Stored items
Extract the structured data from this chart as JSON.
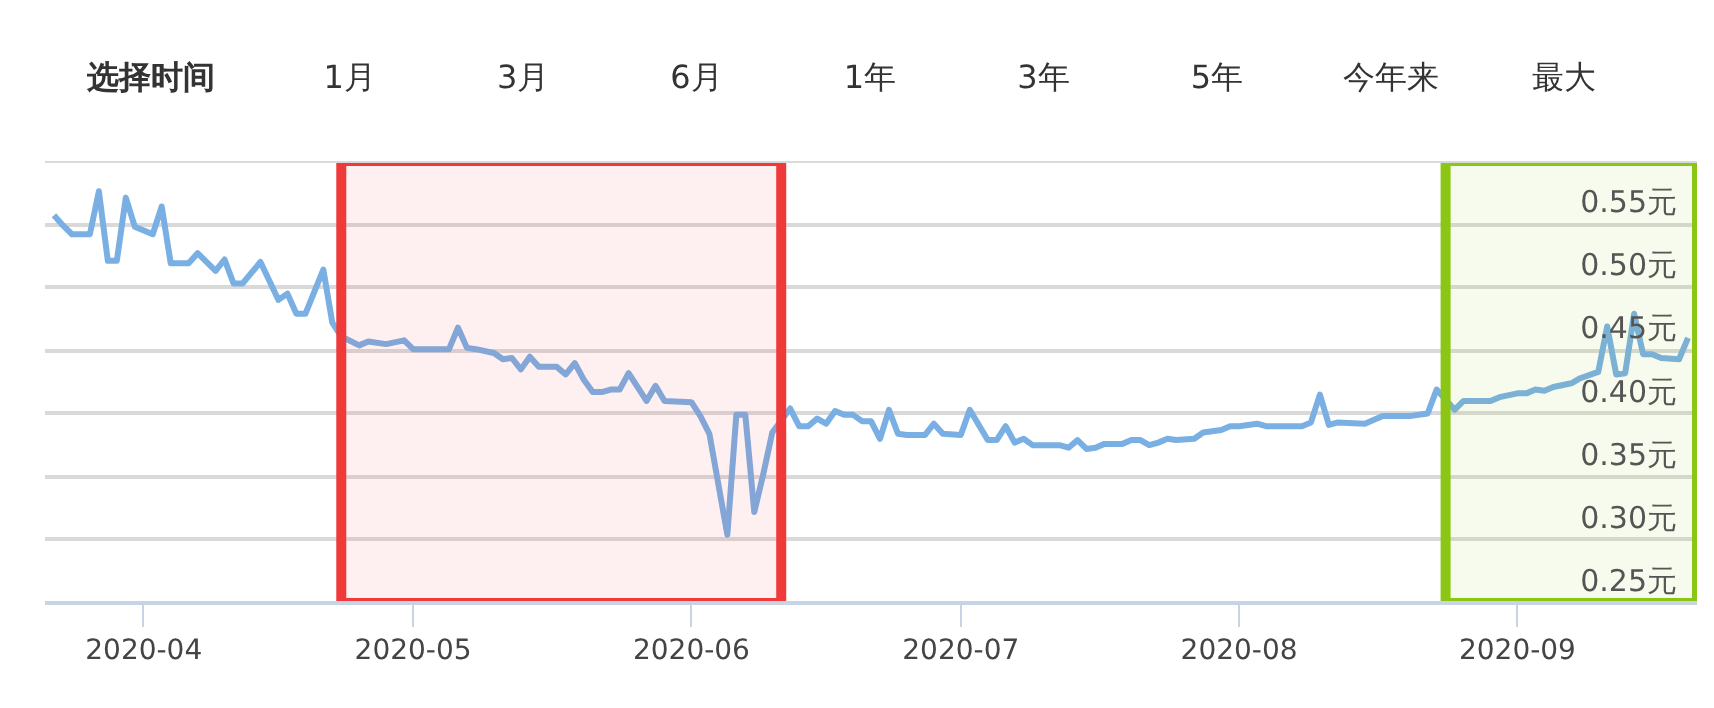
{
  "chart_data": {
    "type": "line",
    "title": "选择时间",
    "annotations": [
      "1月",
      "3月",
      "6月",
      "1年",
      "3年",
      "5年",
      "今年来",
      "最大"
    ],
    "x": [
      "2020-03-22",
      "2020-03-23",
      "2020-03-24",
      "2020-03-26",
      "2020-03-27",
      "2020-03-28",
      "2020-03-29",
      "2020-03-30",
      "2020-03-31",
      "2020-04-02",
      "2020-04-03",
      "2020-04-04",
      "2020-04-06",
      "2020-04-07",
      "2020-04-09",
      "2020-04-10",
      "2020-04-11",
      "2020-04-12",
      "2020-04-14",
      "2020-04-16",
      "2020-04-17",
      "2020-04-18",
      "2020-04-19",
      "2020-04-21",
      "2020-04-22",
      "2020-04-23",
      "2020-04-25",
      "2020-04-26",
      "2020-04-28",
      "2020-04-30",
      "2020-05-01",
      "2020-05-05",
      "2020-05-06",
      "2020-05-07",
      "2020-05-08",
      "2020-05-10",
      "2020-05-11",
      "2020-05-12",
      "2020-05-13",
      "2020-05-14",
      "2020-05-15",
      "2020-05-17",
      "2020-05-18",
      "2020-05-19",
      "2020-05-20",
      "2020-05-21",
      "2020-05-22",
      "2020-05-23",
      "2020-05-24",
      "2020-05-25",
      "2020-05-27",
      "2020-05-28",
      "2020-05-29",
      "2020-06-01",
      "2020-06-02",
      "2020-06-03",
      "2020-06-05",
      "2020-06-06",
      "2020-06-07",
      "2020-06-08",
      "2020-06-09",
      "2020-06-10",
      "2020-06-12",
      "2020-06-13",
      "2020-06-14",
      "2020-06-15",
      "2020-06-16",
      "2020-06-17",
      "2020-06-18",
      "2020-06-19",
      "2020-06-20",
      "2020-06-21",
      "2020-06-22",
      "2020-06-23",
      "2020-06-24",
      "2020-06-25",
      "2020-06-27",
      "2020-06-28",
      "2020-06-29",
      "2020-07-01",
      "2020-07-02",
      "2020-07-04",
      "2020-07-05",
      "2020-07-06",
      "2020-07-07",
      "2020-07-08",
      "2020-07-09",
      "2020-07-12",
      "2020-07-13",
      "2020-07-14",
      "2020-07-15",
      "2020-07-16",
      "2020-07-17",
      "2020-07-19",
      "2020-07-20",
      "2020-07-21",
      "2020-07-22",
      "2020-07-23",
      "2020-07-24",
      "2020-07-25",
      "2020-07-27",
      "2020-07-28",
      "2020-07-30",
      "2020-07-31",
      "2020-08-01",
      "2020-08-03",
      "2020-08-04",
      "2020-08-08",
      "2020-08-09",
      "2020-08-10",
      "2020-08-11",
      "2020-08-12",
      "2020-08-15",
      "2020-08-17",
      "2020-08-20",
      "2020-08-22",
      "2020-08-23",
      "2020-08-25",
      "2020-08-26",
      "2020-08-29",
      "2020-08-30",
      "2020-09-01",
      "2020-09-02",
      "2020-09-03",
      "2020-09-04",
      "2020-09-05",
      "2020-09-07",
      "2020-09-08",
      "2020-09-10",
      "2020-09-11",
      "2020-09-12",
      "2020-09-13",
      "2020-09-14",
      "2020-09-15",
      "2020-09-16",
      "2020-09-17",
      "2020-09-19",
      "2020-09-20"
    ],
    "series": [
      {
        "color": "#7aafe4",
        "values": [
          0.557,
          0.549,
          0.542,
          0.542,
          0.576,
          0.521,
          0.521,
          0.571,
          0.548,
          0.542,
          0.564,
          0.519,
          0.519,
          0.527,
          0.513,
          0.522,
          0.503,
          0.503,
          0.52,
          0.49,
          0.495,
          0.479,
          0.479,
          0.514,
          0.472,
          0.461,
          0.454,
          0.457,
          0.455,
          0.458,
          0.451,
          0.451,
          0.468,
          0.452,
          0.451,
          0.448,
          0.443,
          0.444,
          0.435,
          0.445,
          0.437,
          0.437,
          0.431,
          0.44,
          0.427,
          0.417,
          0.417,
          0.419,
          0.419,
          0.432,
          0.41,
          0.422,
          0.41,
          0.409,
          0.398,
          0.384,
          0.304,
          0.399,
          0.399,
          0.322,
          0.352,
          0.385,
          0.404,
          0.39,
          0.39,
          0.396,
          0.392,
          0.402,
          0.399,
          0.399,
          0.394,
          0.394,
          0.38,
          0.403,
          0.384,
          0.383,
          0.383,
          0.392,
          0.384,
          0.383,
          0.403,
          0.379,
          0.379,
          0.39,
          0.377,
          0.38,
          0.375,
          0.375,
          0.373,
          0.379,
          0.372,
          0.373,
          0.376,
          0.376,
          0.379,
          0.379,
          0.375,
          0.377,
          0.38,
          0.379,
          0.38,
          0.385,
          0.387,
          0.39,
          0.39,
          0.392,
          0.39,
          0.39,
          0.393,
          0.415,
          0.391,
          0.393,
          0.392,
          0.398,
          0.398,
          0.4,
          0.419,
          0.403,
          0.41,
          0.41,
          0.413,
          0.416,
          0.416,
          0.419,
          0.418,
          0.421,
          0.424,
          0.428,
          0.433,
          0.469,
          0.431,
          0.432,
          0.479,
          0.447,
          0.447,
          0.444,
          0.443,
          0.46
        ]
      }
    ],
    "xlim": [
      "2020-03-21",
      "2020-09-21"
    ],
    "xticks": [
      "2020-04",
      "2020-05",
      "2020-06",
      "2020-07",
      "2020-08",
      "2020-09"
    ],
    "ylim": [
      0.25,
      0.6
    ],
    "yticks": [
      {
        "value": 0.25,
        "label": "0.25元"
      },
      {
        "value": 0.3,
        "label": "0.30元"
      },
      {
        "value": 0.35,
        "label": "0.35元"
      },
      {
        "value": 0.4,
        "label": "0.40元"
      },
      {
        "value": 0.45,
        "label": "0.45元"
      },
      {
        "value": 0.5,
        "label": "0.50元"
      },
      {
        "value": 0.55,
        "label": "0.55元"
      }
    ],
    "bands": [
      {
        "axis": "x",
        "from": "2020-04-23",
        "to": "2020-06-11",
        "color": "#f03a3a"
      },
      {
        "axis": "x",
        "from": "2020-08-24",
        "to": "2020-09-21",
        "color": "#8cc614"
      }
    ],
    "grid": "y",
    "marker": "none",
    "line_style": "solid"
  }
}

Problem to solve: Lines of the material that contain the word "color" are to be gathered.

Response to the exercise:
        "color": "#7aafe4",
        "color": "#f03a3a"
        "color": "#8cc614"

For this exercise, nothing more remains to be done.